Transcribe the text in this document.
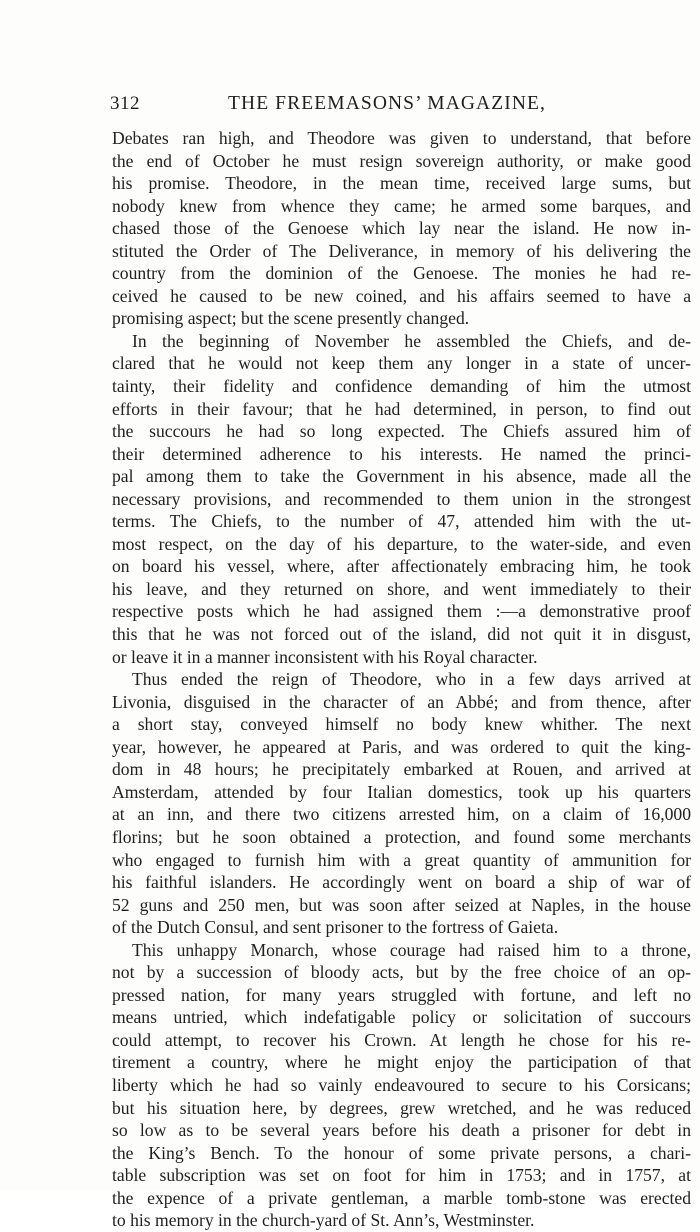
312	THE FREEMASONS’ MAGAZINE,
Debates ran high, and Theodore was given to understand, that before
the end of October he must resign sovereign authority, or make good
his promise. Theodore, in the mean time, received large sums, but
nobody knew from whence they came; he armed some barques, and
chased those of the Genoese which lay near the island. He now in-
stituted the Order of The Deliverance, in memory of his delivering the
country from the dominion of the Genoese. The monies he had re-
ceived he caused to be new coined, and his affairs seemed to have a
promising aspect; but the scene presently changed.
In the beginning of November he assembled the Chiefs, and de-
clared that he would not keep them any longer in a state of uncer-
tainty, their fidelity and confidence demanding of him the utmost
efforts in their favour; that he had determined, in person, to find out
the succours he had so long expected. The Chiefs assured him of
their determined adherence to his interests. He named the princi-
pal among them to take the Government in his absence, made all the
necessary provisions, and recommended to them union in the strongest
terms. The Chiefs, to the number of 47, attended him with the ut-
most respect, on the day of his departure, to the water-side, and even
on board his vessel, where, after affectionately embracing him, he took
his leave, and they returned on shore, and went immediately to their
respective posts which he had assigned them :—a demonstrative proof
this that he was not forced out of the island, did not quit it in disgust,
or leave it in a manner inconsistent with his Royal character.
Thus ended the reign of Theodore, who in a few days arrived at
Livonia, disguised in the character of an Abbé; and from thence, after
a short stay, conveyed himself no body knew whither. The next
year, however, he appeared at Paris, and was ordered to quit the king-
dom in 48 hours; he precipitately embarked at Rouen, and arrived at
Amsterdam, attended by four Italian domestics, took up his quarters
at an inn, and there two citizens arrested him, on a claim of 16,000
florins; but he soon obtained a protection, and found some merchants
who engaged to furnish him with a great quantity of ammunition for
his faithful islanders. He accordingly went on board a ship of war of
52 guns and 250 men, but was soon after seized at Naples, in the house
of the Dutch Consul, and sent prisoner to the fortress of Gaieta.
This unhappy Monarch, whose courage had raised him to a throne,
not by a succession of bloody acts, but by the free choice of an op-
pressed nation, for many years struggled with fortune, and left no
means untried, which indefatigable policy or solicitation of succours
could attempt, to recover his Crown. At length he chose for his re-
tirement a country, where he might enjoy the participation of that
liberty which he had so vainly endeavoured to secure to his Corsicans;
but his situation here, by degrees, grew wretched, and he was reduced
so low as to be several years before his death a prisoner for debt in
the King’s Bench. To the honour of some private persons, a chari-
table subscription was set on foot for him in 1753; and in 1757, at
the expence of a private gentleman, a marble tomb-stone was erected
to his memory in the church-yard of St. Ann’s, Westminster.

---

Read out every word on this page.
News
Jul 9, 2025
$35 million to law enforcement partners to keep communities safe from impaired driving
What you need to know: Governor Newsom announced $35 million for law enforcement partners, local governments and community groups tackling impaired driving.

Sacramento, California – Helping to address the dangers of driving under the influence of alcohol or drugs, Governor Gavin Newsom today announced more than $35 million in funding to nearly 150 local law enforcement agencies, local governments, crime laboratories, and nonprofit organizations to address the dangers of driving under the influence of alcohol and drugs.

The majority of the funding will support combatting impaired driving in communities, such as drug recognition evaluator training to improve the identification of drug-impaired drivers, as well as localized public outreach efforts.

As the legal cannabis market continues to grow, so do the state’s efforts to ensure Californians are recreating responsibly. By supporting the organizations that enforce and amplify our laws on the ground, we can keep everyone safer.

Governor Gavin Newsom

* * *

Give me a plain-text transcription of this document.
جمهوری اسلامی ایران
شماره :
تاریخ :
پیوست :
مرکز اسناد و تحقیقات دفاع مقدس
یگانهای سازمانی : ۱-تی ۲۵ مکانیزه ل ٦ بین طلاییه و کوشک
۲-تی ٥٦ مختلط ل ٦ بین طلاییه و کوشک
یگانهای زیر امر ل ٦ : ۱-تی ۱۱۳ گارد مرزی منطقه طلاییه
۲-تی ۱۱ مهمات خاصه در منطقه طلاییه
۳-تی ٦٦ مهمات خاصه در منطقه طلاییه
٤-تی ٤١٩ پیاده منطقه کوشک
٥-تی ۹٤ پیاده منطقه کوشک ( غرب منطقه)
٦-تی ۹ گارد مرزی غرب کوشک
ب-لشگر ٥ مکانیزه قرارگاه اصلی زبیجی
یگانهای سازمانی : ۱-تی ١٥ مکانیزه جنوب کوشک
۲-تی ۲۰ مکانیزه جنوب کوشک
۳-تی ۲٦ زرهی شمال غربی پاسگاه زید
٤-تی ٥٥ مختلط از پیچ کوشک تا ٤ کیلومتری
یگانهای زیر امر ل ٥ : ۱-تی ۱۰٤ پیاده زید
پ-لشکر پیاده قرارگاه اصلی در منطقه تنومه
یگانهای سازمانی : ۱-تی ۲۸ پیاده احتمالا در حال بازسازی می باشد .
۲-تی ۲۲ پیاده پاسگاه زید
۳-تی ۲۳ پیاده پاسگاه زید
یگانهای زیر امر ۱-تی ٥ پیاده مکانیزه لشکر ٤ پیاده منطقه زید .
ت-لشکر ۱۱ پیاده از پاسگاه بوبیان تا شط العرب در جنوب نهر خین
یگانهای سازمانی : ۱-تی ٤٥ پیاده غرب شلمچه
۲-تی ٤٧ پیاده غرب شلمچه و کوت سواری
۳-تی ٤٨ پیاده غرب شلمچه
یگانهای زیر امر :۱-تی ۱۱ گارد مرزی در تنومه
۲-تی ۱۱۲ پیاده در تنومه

Exercise: Work out how many lines of the data above contain the string "Newsom" and give the number alone.

Exercise solution: 3